* _Work instructions_
Print all entries word for word.
>>
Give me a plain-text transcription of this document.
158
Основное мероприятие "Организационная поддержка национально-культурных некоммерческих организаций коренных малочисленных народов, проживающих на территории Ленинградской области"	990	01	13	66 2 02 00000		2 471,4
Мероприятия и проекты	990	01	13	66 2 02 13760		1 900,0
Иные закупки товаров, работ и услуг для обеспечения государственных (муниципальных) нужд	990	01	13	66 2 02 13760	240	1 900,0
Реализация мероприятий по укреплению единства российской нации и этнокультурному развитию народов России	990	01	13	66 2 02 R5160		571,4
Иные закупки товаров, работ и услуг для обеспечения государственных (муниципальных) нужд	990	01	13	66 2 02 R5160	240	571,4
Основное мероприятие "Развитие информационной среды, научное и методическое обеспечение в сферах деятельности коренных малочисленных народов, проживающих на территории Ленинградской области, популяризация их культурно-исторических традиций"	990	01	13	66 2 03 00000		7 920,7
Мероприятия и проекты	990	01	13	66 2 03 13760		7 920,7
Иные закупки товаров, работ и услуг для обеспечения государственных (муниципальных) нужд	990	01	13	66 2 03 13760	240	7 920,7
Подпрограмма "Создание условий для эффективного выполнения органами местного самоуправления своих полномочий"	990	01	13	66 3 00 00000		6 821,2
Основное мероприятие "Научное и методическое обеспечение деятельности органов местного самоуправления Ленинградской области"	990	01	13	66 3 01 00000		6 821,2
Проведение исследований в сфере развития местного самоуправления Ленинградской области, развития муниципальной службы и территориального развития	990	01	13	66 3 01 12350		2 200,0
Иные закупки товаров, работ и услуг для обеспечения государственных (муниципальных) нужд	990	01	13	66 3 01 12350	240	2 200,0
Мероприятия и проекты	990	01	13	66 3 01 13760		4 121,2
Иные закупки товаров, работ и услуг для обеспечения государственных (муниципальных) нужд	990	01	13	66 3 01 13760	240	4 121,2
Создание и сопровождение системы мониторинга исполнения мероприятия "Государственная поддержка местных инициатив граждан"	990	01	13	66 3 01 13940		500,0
<<
* _Result_
Give me a plain-text transcription of this document.
158
Основное мероприятие "Организационная поддержка национально-культурных некоммерческих организаций коренных малочисленных народов, проживающих на территории Ленинградской области"	990	01	13	66 2 02 00000		2 471,4
Мероприятия и проекты	990	01	13	66 2 02 13760		1 900,0
Иные закупки товаров, работ и услуг для обеспечения государственных (муниципальных) нужд	990	01	13	66 2 02 13760	240	1 900,0
Реализация мероприятий по укреплению единства российской нации и этнокультурному развитию народов России	990	01	13	66 2 02 R5160		571,4
Иные закупки товаров, работ и услуг для обеспечения государственных (муниципальных) нужд	990	01	13	66 2 02 R5160	240	571,4
Основное мероприятие "Развитие информационной среды, научное и методическое обеспечение в сферах деятельности коренных малочисленных народов, проживающих на территории Ленинградской области, популяризация их культурно-исторических традиций"	990	01	13	66 2 03 00000		7 920,7
Мероприятия и проекты	990	01	13	66 2 03 13760		7 920,7
Иные закупки товаров, работ и услуг для обеспечения государственных (муниципальных) нужд	990	01	13	66 2 03 13760	240	7 920,7
Подпрограмма "Создание условий для эффективного выполнения органами местного самоуправления своих полномочий"	990	01	13	66 3 00 00000		6 821,2
Основное мероприятие "Научное и методическое обеспечение деятельности органов местного самоуправления Ленинградской области"	990	01	13	66 3 01 00000		6 821,2
Проведение исследований в сфере развития местного самоуправления Ленинградской области, развития муниципальной службы и территориального развития	990	01	13	66 3 01 12350		2 200,0
Иные закупки товаров, работ и услуг для обеспечения государственных (муниципальных) нужд	990	01	13	66 3 01 12350	240	2 200,0
Мероприятия и проекты	990	01	13	66 3 01 13760		4 121,2
Иные закупки товаров, работ и услуг для обеспечения государственных (муниципальных) нужд	990	01	13	66 3 01 13760	240	4 121,2
Создание и сопровождение системы мониторинга исполнения мероприятия "Государственная поддержка местных инициатив граждан"	990	01	13	66 3 01 13940		500,0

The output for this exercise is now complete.